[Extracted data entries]
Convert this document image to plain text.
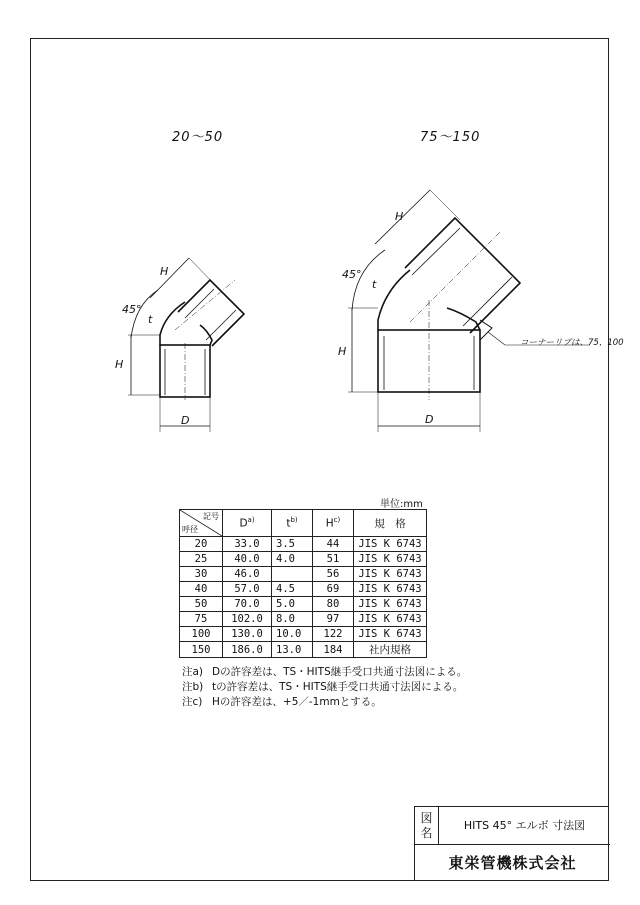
20～50	75～150
H
H
45°
t
D
H
H
45°
t
D
コーナーリブは、75，100
単位:mm
記号
呼径	$D^{a)}$	$t^{b)}$	$H^{c)}$	規　格
20	33.0	3.5	44	JIS K 6743
25	40.0	4.0	51	JIS K 6743
30	46.0		56	JIS K 6743
40	57.0	4.5	69	JIS K 6743
50	70.0	5.0	80	JIS K 6743
75	102.0	8.0	97	JIS K 6743
100	130.0	10.0	122	JIS K 6743
150	186.0	13.0	184	社内規格
注a) Dの許容差は、TS・HITS継手受口共通寸法図による。
注b) tの許容差は、TS・HITS継手受口共通寸法図による。
注c) Hの許容差は、+5／-1mmとする。
図名
HITS 45° エルボ 寸法図
東栄管機株式会社
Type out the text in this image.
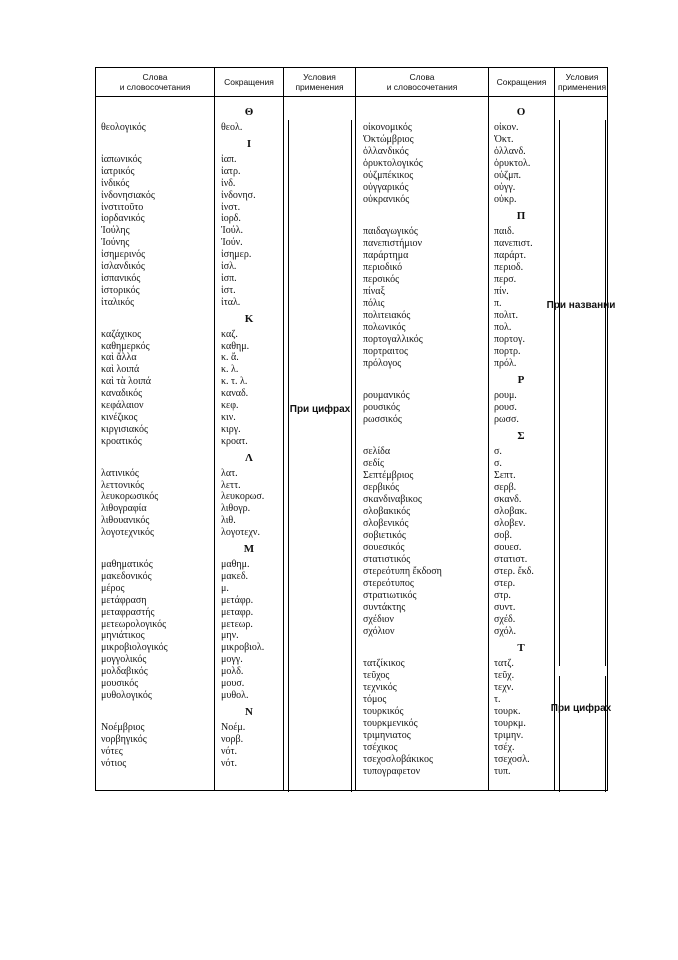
Слова
и словосочетания	Сокращения	Условия
применения
Слова
и словосочетания	Сокращения	Условия
применения
При цифрах
При названии
При цифрах
Θ
θεολογικός	θεολ.
Ι
ἰαπωνικός	ἰαπ.
ἰατρικός	ἰατρ.
ἰνδικός	ἰνδ.
ἰνδονησιακός	ἰνδονησ.
ἰνστιτοῦτο	ἰνστ.
ἰορδανικός	ἰορδ.
Ἰούλης	Ἰούλ.
Ἰούνης	Ἰούν.
ἰσημερινός	ἰσημερ.
ἰσλανδικός	ἰσλ.
ἰσπανικός	ἰσπ.
ἱστορικός	ἱστ.
ἰταλικός	ἰταλ.
Κ
καζάχικος	καζ.
καθημερκός	καθημ.
καὶ ἄλλα	κ. ἄ.
καὶ λοιπά	κ. λ.
καὶ τὰ λοιπά	κ. τ. λ.
καναδικός	καναδ.
κεφάλαιον	κεφ.
κινέζικος	κιν.
κιργισιακός	κιργ.
κροατικός	κροατ.
Λ
λατινικός	λατ.
λεττονικός	λεττ.
λευκορωσικός	λευκορωσ.
λιθογραφία	λιθογρ.
λιθουανικός	λιθ.
λογοτεχνικός	λογοτεχν.
Μ
μαθηματικός	μαθημ.
μακεδονικός	μακεδ.
μέρος	μ.
μετάφραση	μετάφρ.
μεταφραστής	μεταφρ.
μετεωρολογικός	μετεωρ.
μηνιάτικος	μην.
μικροβιολογικός	μικροβιολ.
μογγολικός	μογγ.
μολδαβικός	μολδ.
μουσικός	μουσ.
μυθολογικός	μυθολ.
Ν
Νοέμβριος	Νοέμ.
νορβηγικός	νορβ.
νότες	νότ.
νότιος	νότ.
Ο
οἰκονομικός	οἰκον.
Ὀκτώμβριος	Ὀκτ.
ὁλλανδικός	ὁλλανδ.
ὀρυκτολογικός	ὀρυκτολ.
οὐζμπέκικος	οὐζμπ.
οὐγγαρικός	οὐγγ.
οὐκρανικός	οὐκρ.
Π
παιδαγωγικός	παιδ.
πανεπιστήμιον	πανεπιστ.
παράρτημα	παράρτ.
περιοδικό	περιοδ.
περσικός	περσ.
πίναξ	πίν.
πόλις	π.
πολιτειακός	πολιτ.
πολωνικός	πολ.
πορτογαλλικός	πορτογ.
πορτραιτος	πορτρ.
πρόλογος	πρόλ.
Ρ
ρουμανικός	ρουμ.
ρουσικός	ρουσ.
ρωσσικός	ρωσσ.
Σ
σελίδα	σ.
σεδίς	σ.
Σεπτέμβριος	Σεπτ.
σερβικός	σερβ.
σκανδιναβικος	σκανδ.
σλοβακικός	σλοβακ.
σλοβενικός	σλοβεν.
σοβιετικός	σοβ.
σουεσικός	σουεσ.
στατιστικός	στατιστ.
στερεότυπη ἔκδοση	στερ. ἔκδ.
στερεότυπος	στερ.
στρατιωτικός	στρ.
συντάκτης	συντ.
σχέδιον	σχέδ.
σχόλιον	σχόλ.
Τ
τατζίκικος	τατζ.
τεῦχος	τεῦχ.
τεχνικός	τεχν.
τόμος	τ.
τουρκικός	τουρκ.
τουρκμενικός	τουρκμ.
τριμηνιατος	τριμην.
τσέχικος	τσέχ.
τσεχοσλοβάκικος	τσεχοσλ.
τυπογραφετον	τυπ.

Description of the task:
Copy out every line holding the string "image".

Correct answer:
Convert this document image to plain text.
Type out the text in this image.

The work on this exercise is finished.